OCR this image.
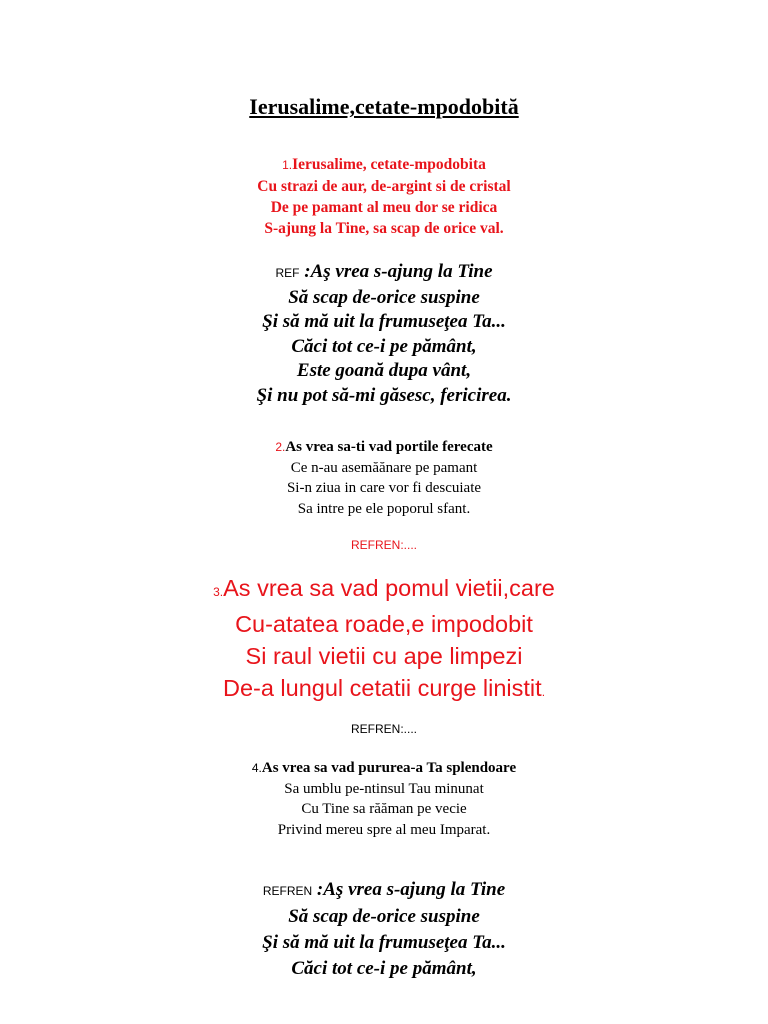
Ierusalime,cetate-mpodobită
1.Ierusalime, cetate-mpodobita
Cu strazi de aur, de-argint si de cristal
De pe pamant al meu dor se ridica
S-ajung la Tine, sa scap de orice val.
REF :Aş vrea s-ajung la Tine
Să scap de-orice suspine
Şi să mă uit la frumuseţea Ta...
Căci tot ce-i pe pământ,
Este goană dupa vânt,
Şi nu pot să-mi găsesc, fericirea.
2.As vrea sa-ti vad portile ferecate
Ce n-au asemăănare pe pamant
Si-n ziua in care vor fi descuiate
Sa intre pe ele poporul sfant.
REFREN:....
3.As vrea sa vad pomul vietii,care
Cu-atatea roade,e impodobit
Si raul vietii cu ape limpezi
De-a lungul cetatii curge linistit.
REFREN:....
4.As vrea sa vad pururea-a Ta splendoare
Sa umblu pe-ntinsul Tau minunat
Cu Tine sa răăman pe vecie
Privind mereu spre al meu Imparat.
REFREN :Aş vrea s-ajung la Tine
Să scap de-orice suspine
Şi să mă uit la frumuseţea Ta...
Căci tot ce-i pe pământ,
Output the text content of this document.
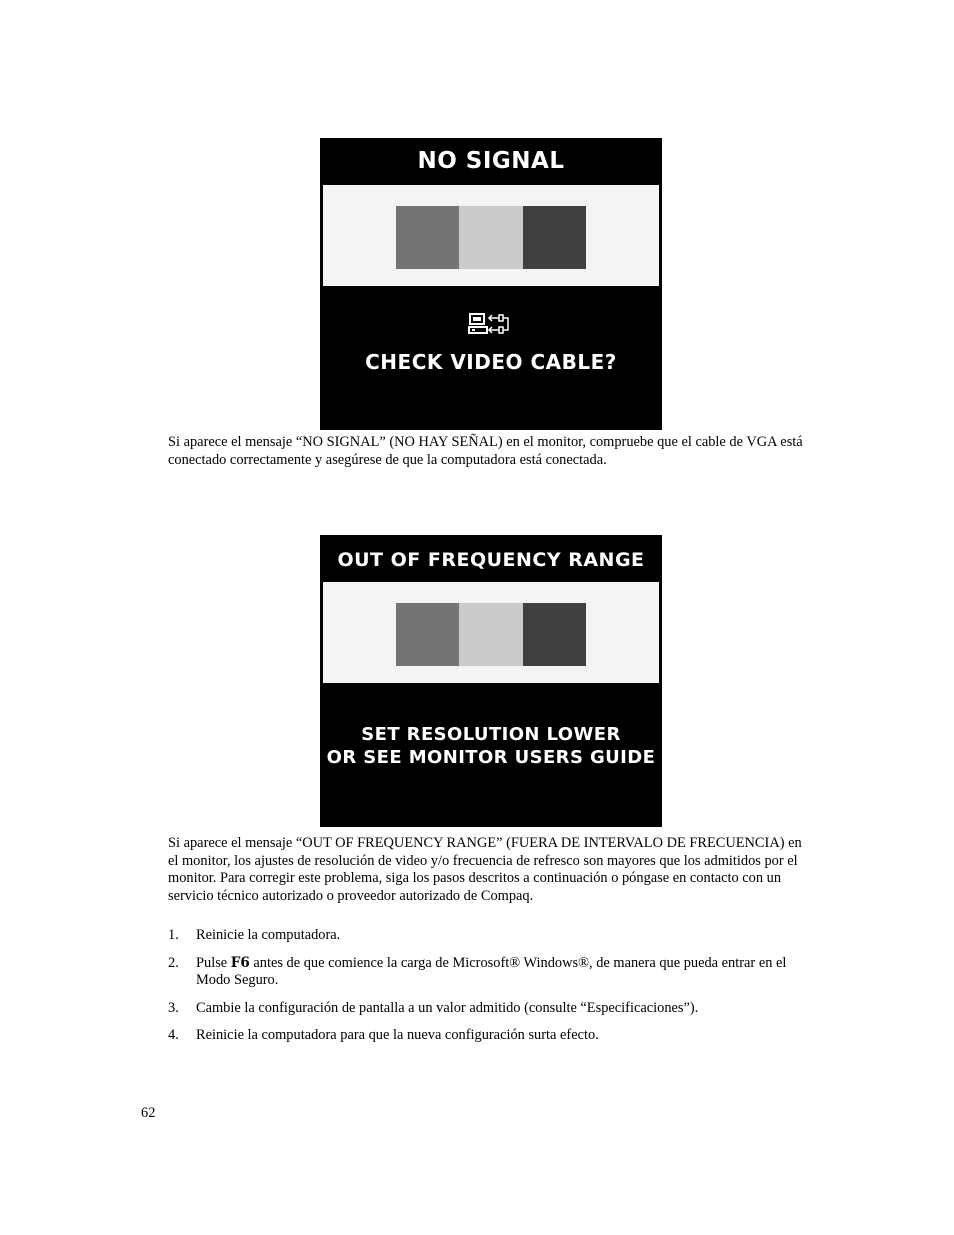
NO SIGNAL
CHECK VIDEO CABLE?
Si aparece el mensaje “NO SIGNAL” (NO HAY SEÑAL) en el monitor, compruebe que el cable de VGA está conectado correctamente y asegúrese de que la computadora está conectada.
OUT OF FREQUENCY RANGE
SET RESOLUTION LOWER
OR SEE MONITOR USERS GUIDE
Si aparece el mensaje “OUT OF FREQUENCY RANGE” (FUERA DE INTERVALO DE FRECUENCIA) en el monitor, los ajustes de resolución de video y/o frecuencia de refresco son mayores que los admitidos por el monitor. Para corregir este problema, siga los pasos descritos a continuación o póngase en contacto con un servicio técnico autorizado o proveedor autorizado de Compaq.
1. Reinicie la computadora.
2. Pulse F6 antes de que comience la carga de Microsoft® Windows®, de manera que pueda entrar en el Modo Seguro.
3. Cambie la configuración de pantalla a un valor admitido (consulte “Especificaciones”).
4. Reinicie la computadora para que la nueva configuración surta efecto.
62
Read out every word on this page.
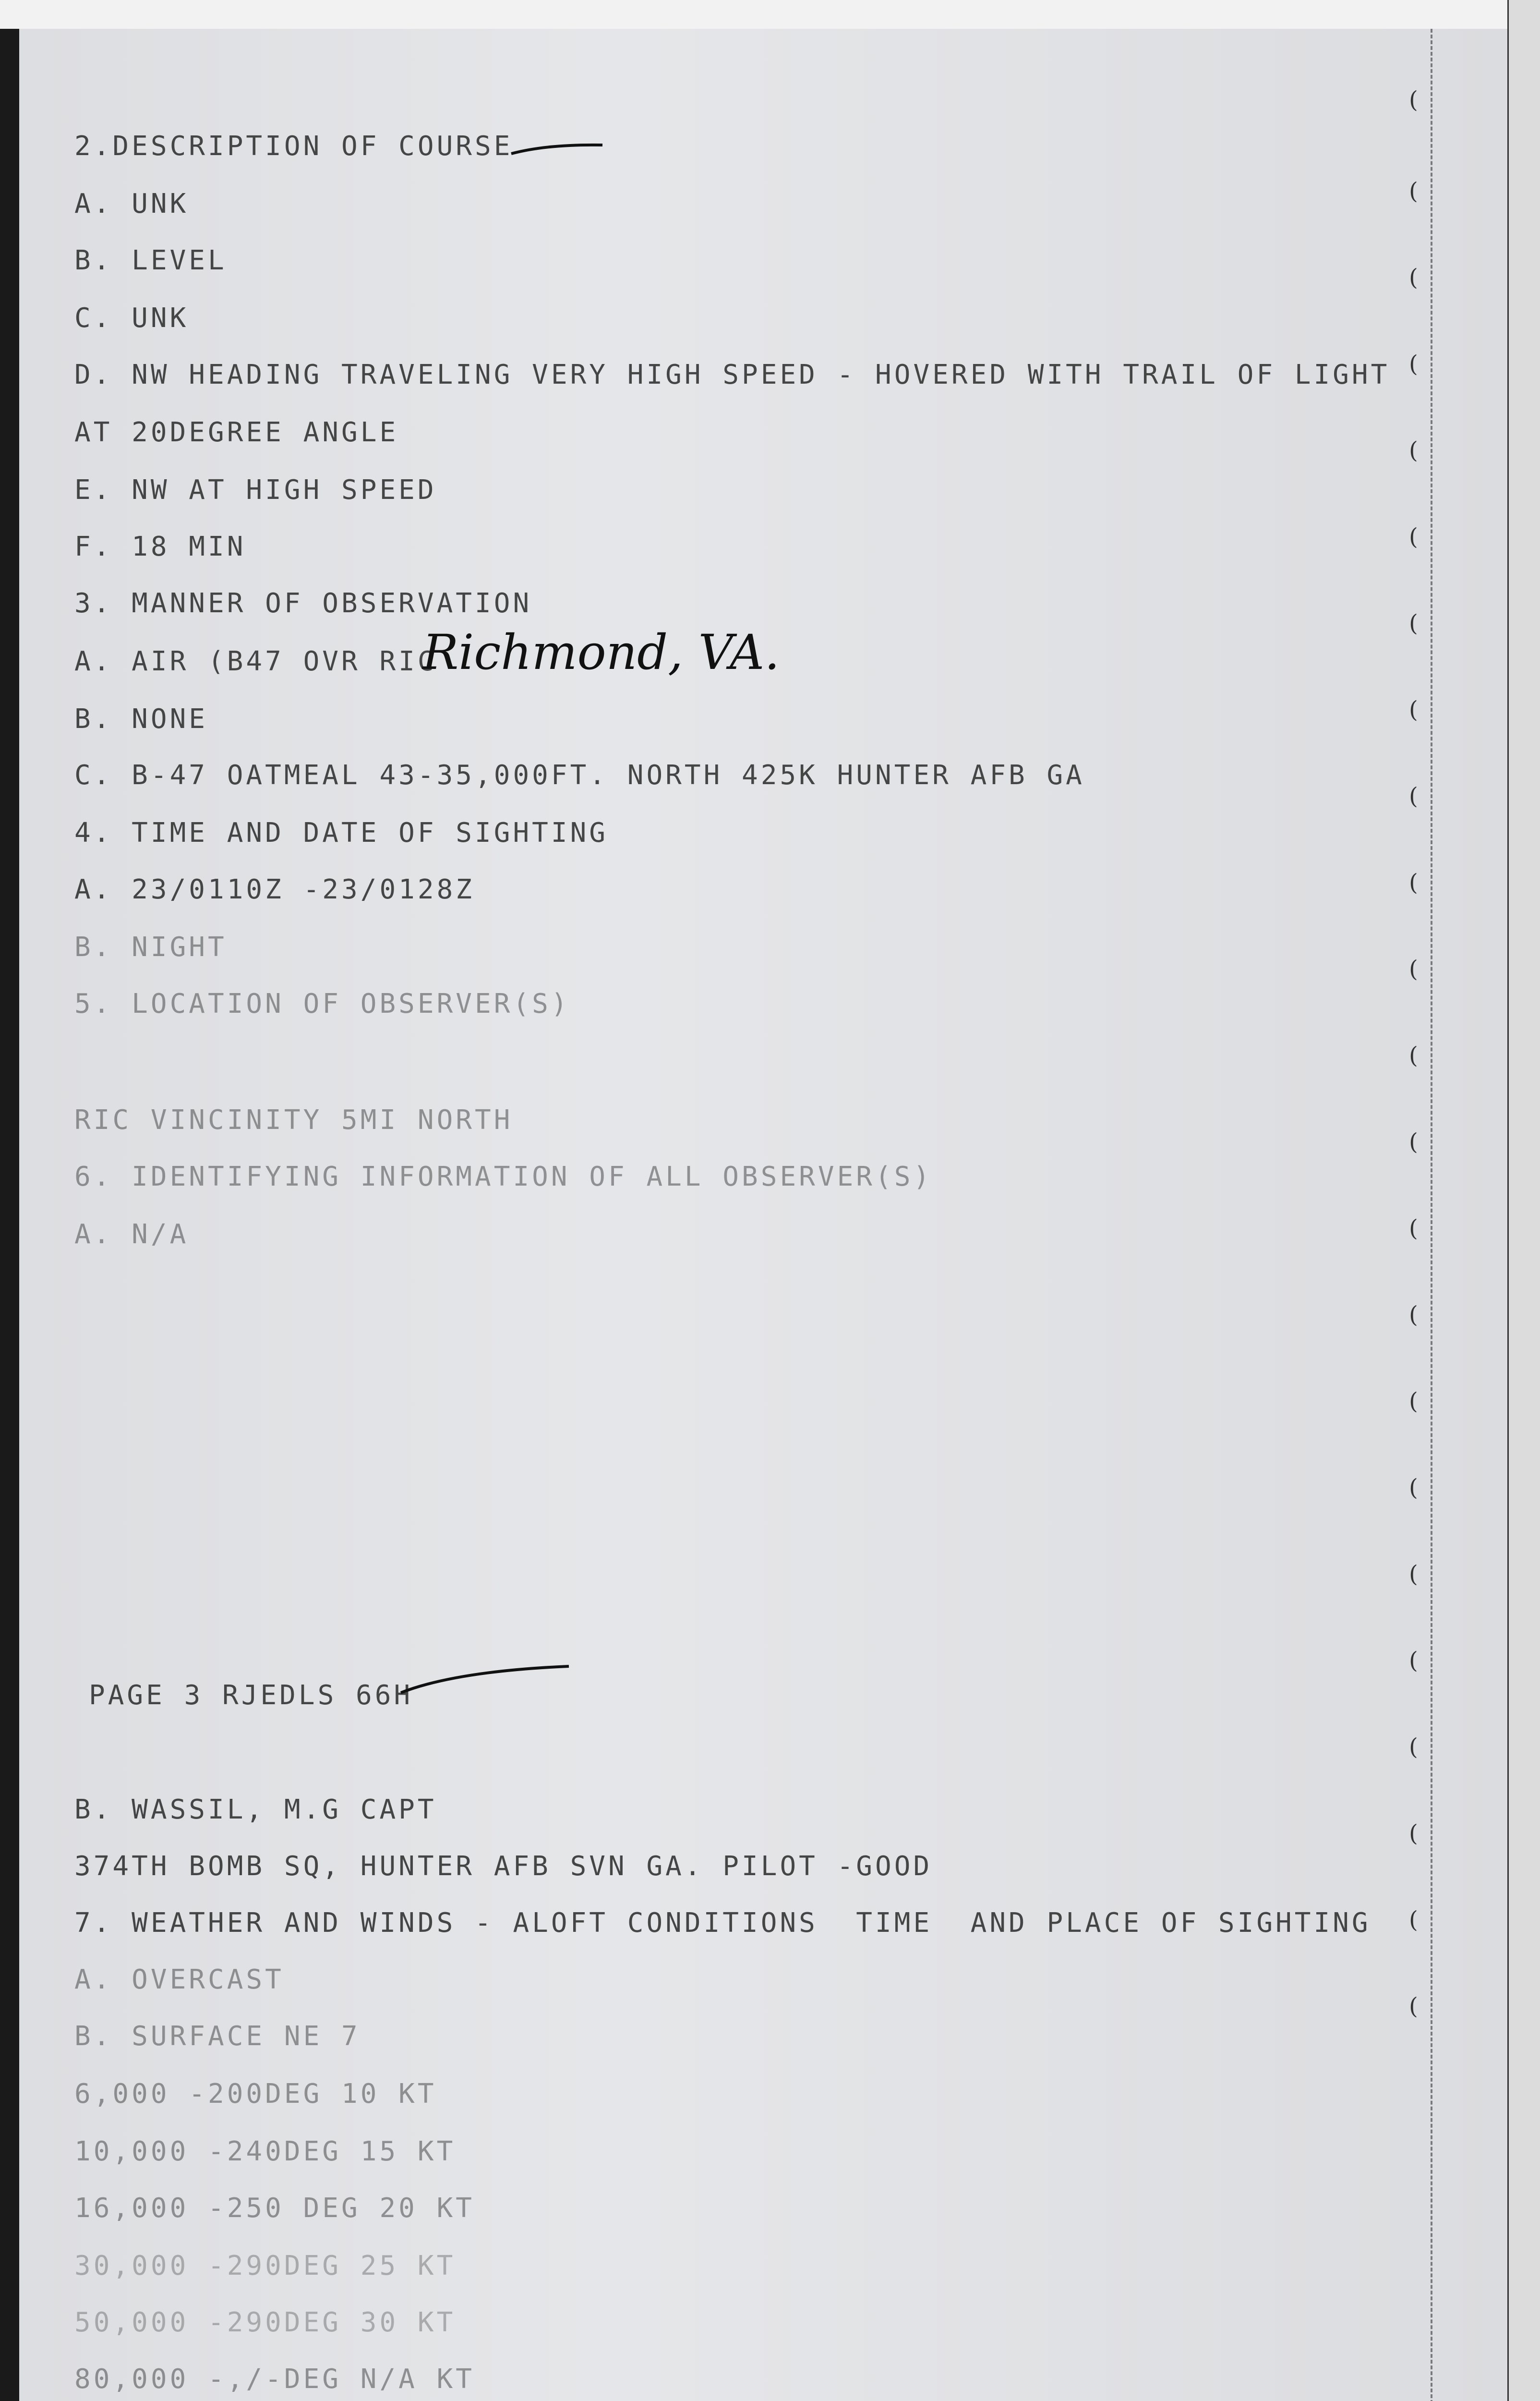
(
(
(
(
(
(
(
(
(
(
(
(
(
(
(
(
(
(
(
(
(
(
(
2.DESCRIPTION OF COURSE
A. UNK
B. LEVEL
C. UNK
D. NW HEADING TRAVELING VERY HIGH SPEED - HOVERED WITH TRAIL OF LIGHT
AT 20DEGREE ANGLE
E. NW AT HIGH SPEED
F. 18 MIN
3. MANNER OF OBSERVATION
A. AIR (B47 OVR RIC
Richmond, VA.
B. NONE
C. B-47 OATMEAL 43-35,000FT. NORTH 425K HUNTER AFB GA
4. TIME AND DATE OF SIGHTING
A. 23/0110Z -23/0128Z
B. NIGHT
5. LOCATION OF OBSERVER(S)
RIC VINCINITY 5MI NORTH
6. IDENTIFYING INFORMATION OF ALL OBSERVER(S)
A. N/A
PAGE 3 RJEDLS 66H
B. WASSIL, M.G CAPT
374TH BOMB SQ, HUNTER AFB SVN GA. PILOT -GOOD
7. WEATHER AND WINDS - ALOFT CONDITIONS  TIME  AND PLACE OF SIGHTING
A. OVERCAST
B. SURFACE NE 7
6,000 -200DEG 10 KT
10,000 -240DEG 15 KT
16,000 -250 DEG 20 KT
30,000 -290DEG 25 KT
50,000 -290DEG 30 KT
80,000 -,/-DEG N/A KT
====
EXERCISE REQUIREMENTS: Take the line containing "Output the text content of this document." and every line after it up to the end of the data, and write them out exactly, without the pictures.

FINAL RESULT:
Output the text content of this document.
NO SIGNAL
CHECK VIDEO CABLE?
Si aparece el mensaje “NO SIGNAL” (NO HAY SEÑAL) en el monitor, compruebe que el cable de VGA está conectado correctamente y asegúrese de que la computadora está conectada.
OUT OF FREQUENCY RANGE
SET RESOLUTION LOWER
OR SEE MONITOR USERS GUIDE
Si aparece el mensaje “OUT OF FREQUENCY RANGE” (FUERA DE INTERVALO DE FRECUENCIA) en el monitor, los ajustes de resolución de video y/o frecuencia de refresco son mayores que los admitidos por el monitor. Para corregir este problema, siga los pasos descritos a continuación o póngase en contacto con un servicio técnico autorizado o proveedor autorizado de Compaq.
1. Reinicie la computadora.
2. Pulse F6 antes de que comience la carga de Microsoft® Windows®, de manera que pueda entrar en el Modo Seguro.
3. Cambie la configuración de pantalla a un valor admitido (consulte “Especificaciones”).
4. Reinicie la computadora para que la nueva configuración surta efecto.
62
Read out every word on this page.
(
(
(
(
(
(
(
(
(
(
(
(
(
(
(
(
(
(
(
(
(
(
(
2.DESCRIPTION OF COURSE
A. UNK
B. LEVEL
C. UNK
D. NW HEADING TRAVELING VERY HIGH SPEED - HOVERED WITH TRAIL OF LIGHT
AT 20DEGREE ANGLE
E. NW AT HIGH SPEED
F. 18 MIN
3. MANNER OF OBSERVATION
A. AIR (B47 OVR RIC
Richmond, VA.
B. NONE
C. B-47 OATMEAL 43-35,000FT. NORTH 425K HUNTER AFB GA
4. TIME AND DATE OF SIGHTING
A. 23/0110Z -23/0128Z
B. NIGHT
5. LOCATION OF OBSERVER(S)
RIC VINCINITY 5MI NORTH
6. IDENTIFYING INFORMATION OF ALL OBSERVER(S)
A. N/A
PAGE 3 RJEDLS 66H
B. WASSIL, M.G CAPT
374TH BOMB SQ, HUNTER AFB SVN GA. PILOT -GOOD
7. WEATHER AND WINDS - ALOFT CONDITIONS  TIME  AND PLACE OF SIGHTING
A. OVERCAST
B. SURFACE NE 7
6,000 -200DEG 10 KT
10,000 -240DEG 15 KT
16,000 -250 DEG 20 KT
30,000 -290DEG 25 KT
50,000 -290DEG 30 KT
80,000 -,/-DEG N/A KT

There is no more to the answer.